--- start of Dataset ---

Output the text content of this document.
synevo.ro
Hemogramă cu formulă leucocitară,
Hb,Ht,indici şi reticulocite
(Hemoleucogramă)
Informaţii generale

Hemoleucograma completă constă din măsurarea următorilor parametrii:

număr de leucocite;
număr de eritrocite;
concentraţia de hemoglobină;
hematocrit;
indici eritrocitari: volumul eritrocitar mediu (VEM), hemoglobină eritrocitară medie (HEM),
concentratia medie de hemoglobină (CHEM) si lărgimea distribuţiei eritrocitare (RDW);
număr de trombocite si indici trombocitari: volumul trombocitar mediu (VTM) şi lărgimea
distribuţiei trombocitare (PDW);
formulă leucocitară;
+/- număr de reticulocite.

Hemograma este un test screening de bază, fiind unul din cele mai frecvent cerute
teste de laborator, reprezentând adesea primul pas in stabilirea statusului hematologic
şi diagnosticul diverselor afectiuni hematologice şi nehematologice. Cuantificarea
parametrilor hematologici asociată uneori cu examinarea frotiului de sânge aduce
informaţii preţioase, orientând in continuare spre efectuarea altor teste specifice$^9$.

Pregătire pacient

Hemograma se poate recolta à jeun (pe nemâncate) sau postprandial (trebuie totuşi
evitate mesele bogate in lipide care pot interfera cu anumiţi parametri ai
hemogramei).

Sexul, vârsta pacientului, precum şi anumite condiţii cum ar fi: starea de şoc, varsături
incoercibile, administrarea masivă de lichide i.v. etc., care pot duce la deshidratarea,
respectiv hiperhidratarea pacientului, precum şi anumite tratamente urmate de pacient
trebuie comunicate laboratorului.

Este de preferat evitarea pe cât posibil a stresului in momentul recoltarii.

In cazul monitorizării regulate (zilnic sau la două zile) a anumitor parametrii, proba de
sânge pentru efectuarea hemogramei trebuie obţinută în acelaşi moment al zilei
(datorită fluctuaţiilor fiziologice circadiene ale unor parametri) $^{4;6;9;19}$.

--- end of Dataset ---

§ **Instructions for the task**
Recopy the entries above exactly, with every line included.

§ **Written response**
Output the text content of this document.
synevo.ro
Hemogramă cu formulă leucocitară,
Hb,Ht,indici şi reticulocite
(Hemoleucogramă)
Informaţii generale

Hemoleucograma completă constă din măsurarea următorilor parametrii:

număr de leucocite;
număr de eritrocite;
concentraţia de hemoglobină;
hematocrit;
indici eritrocitari: volumul eritrocitar mediu (VEM), hemoglobină eritrocitară medie (HEM),
concentratia medie de hemoglobină (CHEM) si lărgimea distribuţiei eritrocitare (RDW);
număr de trombocite si indici trombocitari: volumul trombocitar mediu (VTM) şi lărgimea
distribuţiei trombocitare (PDW);
formulă leucocitară;
+/- număr de reticulocite.

Hemograma este un test screening de bază, fiind unul din cele mai frecvent cerute
teste de laborator, reprezentând adesea primul pas in stabilirea statusului hematologic
şi diagnosticul diverselor afectiuni hematologice şi nehematologice. Cuantificarea
parametrilor hematologici asociată uneori cu examinarea frotiului de sânge aduce
informaţii preţioase, orientând in continuare spre efectuarea altor teste specifice$^9$.

Pregătire pacient

Hemograma se poate recolta à jeun (pe nemâncate) sau postprandial (trebuie totuşi
evitate mesele bogate in lipide care pot interfera cu anumiţi parametri ai
hemogramei).

Sexul, vârsta pacientului, precum şi anumite condiţii cum ar fi: starea de şoc, varsături
incoercibile, administrarea masivă de lichide i.v. etc., care pot duce la deshidratarea,
respectiv hiperhidratarea pacientului, precum şi anumite tratamente urmate de pacient
trebuie comunicate laboratorului.

Este de preferat evitarea pe cât posibil a stresului in momentul recoltarii.

In cazul monitorizării regulate (zilnic sau la două zile) a anumitor parametrii, proba de
sânge pentru efectuarea hemogramei trebuie obţinută în acelaşi moment al zilei
(datorită fluctuaţiilor fiziologice circadiene ale unor parametri) $^{4;6;9;19}$.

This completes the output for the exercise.